### [REQUIREMENTS]
From the entries below, list each line with "Propriedades".

### [ENTRIES SHOWN]
- - - - -

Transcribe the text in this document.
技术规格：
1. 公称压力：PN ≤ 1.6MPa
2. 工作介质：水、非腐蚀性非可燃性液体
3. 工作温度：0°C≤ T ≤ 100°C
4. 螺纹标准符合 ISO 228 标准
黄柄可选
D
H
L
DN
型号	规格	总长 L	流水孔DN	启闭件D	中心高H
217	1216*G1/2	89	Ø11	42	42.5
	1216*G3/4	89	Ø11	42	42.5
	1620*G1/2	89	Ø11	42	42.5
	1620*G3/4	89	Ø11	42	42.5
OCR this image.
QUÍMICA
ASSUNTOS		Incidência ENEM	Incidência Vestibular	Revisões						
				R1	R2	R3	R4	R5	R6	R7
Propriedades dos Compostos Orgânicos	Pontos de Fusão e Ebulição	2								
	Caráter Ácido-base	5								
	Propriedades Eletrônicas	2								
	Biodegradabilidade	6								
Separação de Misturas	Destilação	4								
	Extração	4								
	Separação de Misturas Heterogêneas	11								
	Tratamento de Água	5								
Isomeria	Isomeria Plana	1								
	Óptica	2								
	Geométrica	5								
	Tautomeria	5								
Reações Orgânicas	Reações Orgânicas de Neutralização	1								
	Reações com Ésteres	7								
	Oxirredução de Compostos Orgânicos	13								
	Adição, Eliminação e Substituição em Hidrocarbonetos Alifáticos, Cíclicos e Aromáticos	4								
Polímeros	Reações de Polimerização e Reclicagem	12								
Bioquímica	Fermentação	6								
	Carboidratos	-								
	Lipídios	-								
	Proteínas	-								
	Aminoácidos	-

- - - - -

### [FULL OUTPUT]
Propriedades dos Compostos Orgânicos	Pontos de Fusão e Ebulição	2								
	Propriedades Eletrônicas	2								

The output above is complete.